*** Dataset records

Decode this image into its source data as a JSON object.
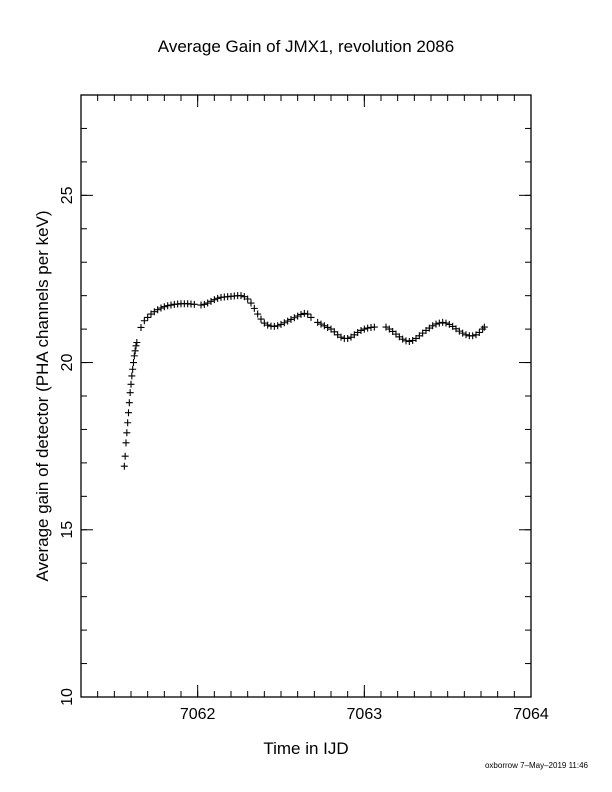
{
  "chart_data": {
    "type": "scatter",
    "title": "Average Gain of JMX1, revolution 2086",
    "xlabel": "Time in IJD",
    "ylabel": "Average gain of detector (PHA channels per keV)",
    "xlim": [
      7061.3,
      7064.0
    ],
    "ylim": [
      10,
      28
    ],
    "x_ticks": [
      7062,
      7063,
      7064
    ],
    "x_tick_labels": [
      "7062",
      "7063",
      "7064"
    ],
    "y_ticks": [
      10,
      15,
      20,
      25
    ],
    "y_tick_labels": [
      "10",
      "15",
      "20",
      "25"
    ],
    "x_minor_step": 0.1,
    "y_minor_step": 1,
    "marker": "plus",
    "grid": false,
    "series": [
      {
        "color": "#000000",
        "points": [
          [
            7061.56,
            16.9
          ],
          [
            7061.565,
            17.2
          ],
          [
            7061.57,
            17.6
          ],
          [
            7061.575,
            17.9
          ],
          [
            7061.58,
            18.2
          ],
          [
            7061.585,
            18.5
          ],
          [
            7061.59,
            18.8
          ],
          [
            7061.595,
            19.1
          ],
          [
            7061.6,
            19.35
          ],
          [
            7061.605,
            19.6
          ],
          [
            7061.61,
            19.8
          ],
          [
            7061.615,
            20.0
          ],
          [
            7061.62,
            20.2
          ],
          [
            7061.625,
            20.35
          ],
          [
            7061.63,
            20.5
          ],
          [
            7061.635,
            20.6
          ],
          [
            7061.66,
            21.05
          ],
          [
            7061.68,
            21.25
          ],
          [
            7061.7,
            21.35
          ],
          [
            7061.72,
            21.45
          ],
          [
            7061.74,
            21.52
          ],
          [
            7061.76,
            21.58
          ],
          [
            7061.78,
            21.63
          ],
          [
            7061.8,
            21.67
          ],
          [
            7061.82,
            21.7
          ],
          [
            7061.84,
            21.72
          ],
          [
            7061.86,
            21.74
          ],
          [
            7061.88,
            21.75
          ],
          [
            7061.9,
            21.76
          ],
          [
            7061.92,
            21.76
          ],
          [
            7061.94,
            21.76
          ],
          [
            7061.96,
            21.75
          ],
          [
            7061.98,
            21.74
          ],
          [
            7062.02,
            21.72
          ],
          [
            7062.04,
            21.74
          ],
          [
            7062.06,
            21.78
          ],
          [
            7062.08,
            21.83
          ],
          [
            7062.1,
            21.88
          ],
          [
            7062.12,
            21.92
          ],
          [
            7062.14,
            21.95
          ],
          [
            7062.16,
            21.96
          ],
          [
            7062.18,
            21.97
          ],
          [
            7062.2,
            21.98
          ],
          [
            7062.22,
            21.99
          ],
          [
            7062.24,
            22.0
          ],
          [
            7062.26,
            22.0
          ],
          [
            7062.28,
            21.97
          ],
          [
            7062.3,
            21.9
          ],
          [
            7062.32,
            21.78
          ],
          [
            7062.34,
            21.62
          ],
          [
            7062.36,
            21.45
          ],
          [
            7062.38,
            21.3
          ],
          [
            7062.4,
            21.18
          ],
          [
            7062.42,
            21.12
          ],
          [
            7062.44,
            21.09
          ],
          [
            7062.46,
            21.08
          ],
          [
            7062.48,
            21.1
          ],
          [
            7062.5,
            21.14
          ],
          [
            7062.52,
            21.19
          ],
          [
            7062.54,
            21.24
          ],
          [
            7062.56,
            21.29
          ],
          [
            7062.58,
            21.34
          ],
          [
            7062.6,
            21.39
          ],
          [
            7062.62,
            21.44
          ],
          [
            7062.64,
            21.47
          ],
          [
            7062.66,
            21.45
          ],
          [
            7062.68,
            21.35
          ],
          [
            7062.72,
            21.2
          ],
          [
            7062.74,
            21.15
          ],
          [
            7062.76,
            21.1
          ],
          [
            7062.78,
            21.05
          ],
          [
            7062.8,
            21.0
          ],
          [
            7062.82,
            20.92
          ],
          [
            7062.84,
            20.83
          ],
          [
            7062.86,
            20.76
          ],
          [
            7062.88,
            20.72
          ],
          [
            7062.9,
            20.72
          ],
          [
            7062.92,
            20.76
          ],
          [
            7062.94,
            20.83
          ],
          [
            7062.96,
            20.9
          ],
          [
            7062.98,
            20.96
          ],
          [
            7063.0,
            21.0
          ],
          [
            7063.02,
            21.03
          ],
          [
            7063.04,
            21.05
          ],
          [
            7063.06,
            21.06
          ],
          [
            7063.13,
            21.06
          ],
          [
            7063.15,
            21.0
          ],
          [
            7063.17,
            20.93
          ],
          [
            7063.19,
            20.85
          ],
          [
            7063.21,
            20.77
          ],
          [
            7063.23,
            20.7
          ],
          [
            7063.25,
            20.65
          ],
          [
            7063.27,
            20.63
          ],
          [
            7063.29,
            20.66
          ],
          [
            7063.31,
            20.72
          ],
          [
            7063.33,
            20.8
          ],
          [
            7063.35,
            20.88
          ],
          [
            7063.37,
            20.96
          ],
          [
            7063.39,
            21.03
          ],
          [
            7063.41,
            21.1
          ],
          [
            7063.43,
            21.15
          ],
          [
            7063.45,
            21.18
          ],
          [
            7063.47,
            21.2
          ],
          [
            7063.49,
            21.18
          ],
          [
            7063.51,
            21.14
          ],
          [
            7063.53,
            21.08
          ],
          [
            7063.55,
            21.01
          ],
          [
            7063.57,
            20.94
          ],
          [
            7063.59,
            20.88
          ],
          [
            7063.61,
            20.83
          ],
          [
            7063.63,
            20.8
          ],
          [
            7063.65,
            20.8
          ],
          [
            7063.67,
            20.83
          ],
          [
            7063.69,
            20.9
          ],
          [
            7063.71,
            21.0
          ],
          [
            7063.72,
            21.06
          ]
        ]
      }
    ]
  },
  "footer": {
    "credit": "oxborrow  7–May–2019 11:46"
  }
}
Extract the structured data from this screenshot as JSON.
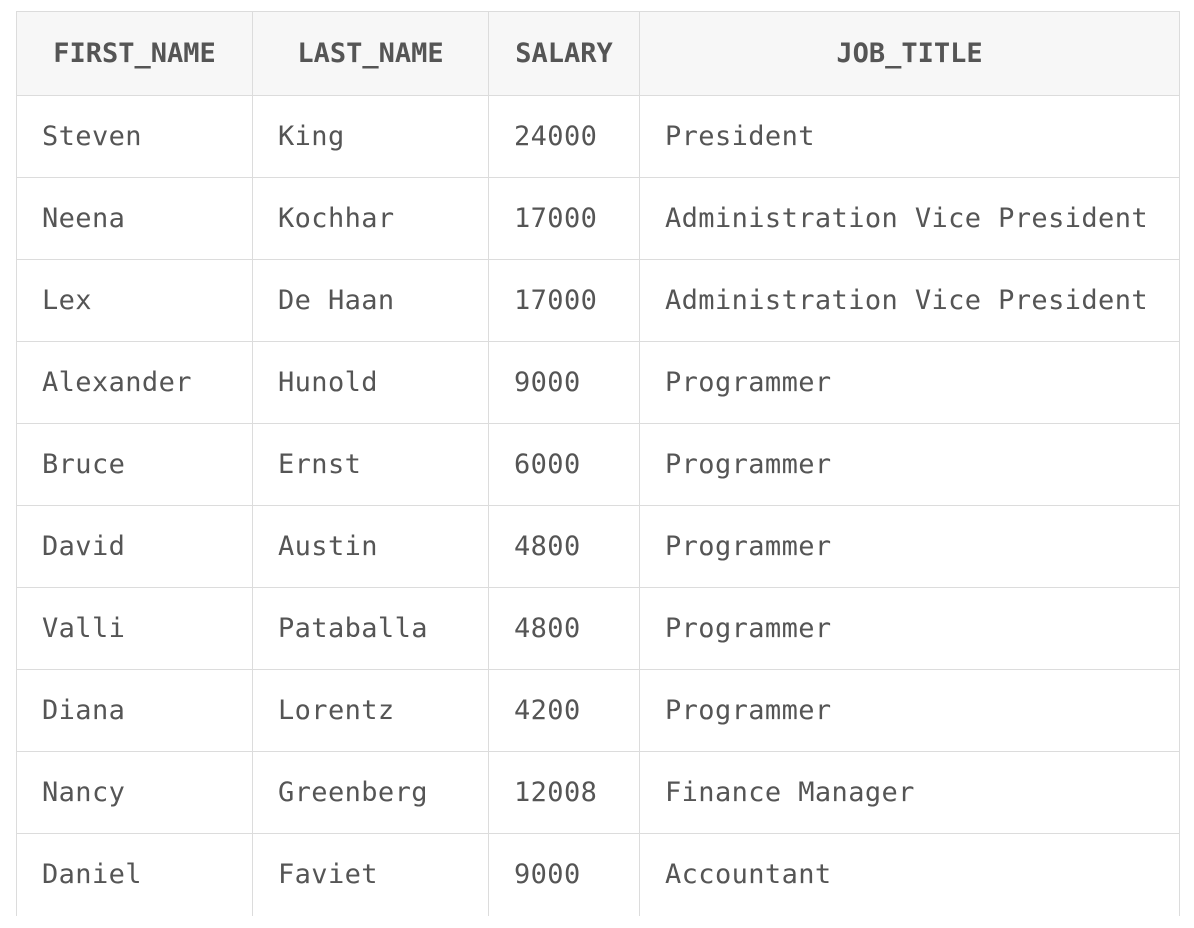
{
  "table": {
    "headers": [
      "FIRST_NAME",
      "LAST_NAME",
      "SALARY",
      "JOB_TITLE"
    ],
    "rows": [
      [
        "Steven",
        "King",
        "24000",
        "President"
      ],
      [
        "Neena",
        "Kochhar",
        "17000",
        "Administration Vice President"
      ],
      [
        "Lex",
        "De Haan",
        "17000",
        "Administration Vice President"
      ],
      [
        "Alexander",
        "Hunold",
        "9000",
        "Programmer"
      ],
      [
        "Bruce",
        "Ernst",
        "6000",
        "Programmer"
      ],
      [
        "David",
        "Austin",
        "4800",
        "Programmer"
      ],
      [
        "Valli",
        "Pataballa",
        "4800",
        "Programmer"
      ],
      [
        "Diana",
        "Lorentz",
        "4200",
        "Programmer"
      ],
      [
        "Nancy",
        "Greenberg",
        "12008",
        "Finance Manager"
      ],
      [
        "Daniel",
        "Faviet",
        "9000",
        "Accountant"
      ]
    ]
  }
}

******

_Task objective:_ Pick out each line containing the string "JSON" and copy it.

_Answer in full:_
Decode this image into its source data as a JSON object.
Extract the structured data from this screenshot as JSON.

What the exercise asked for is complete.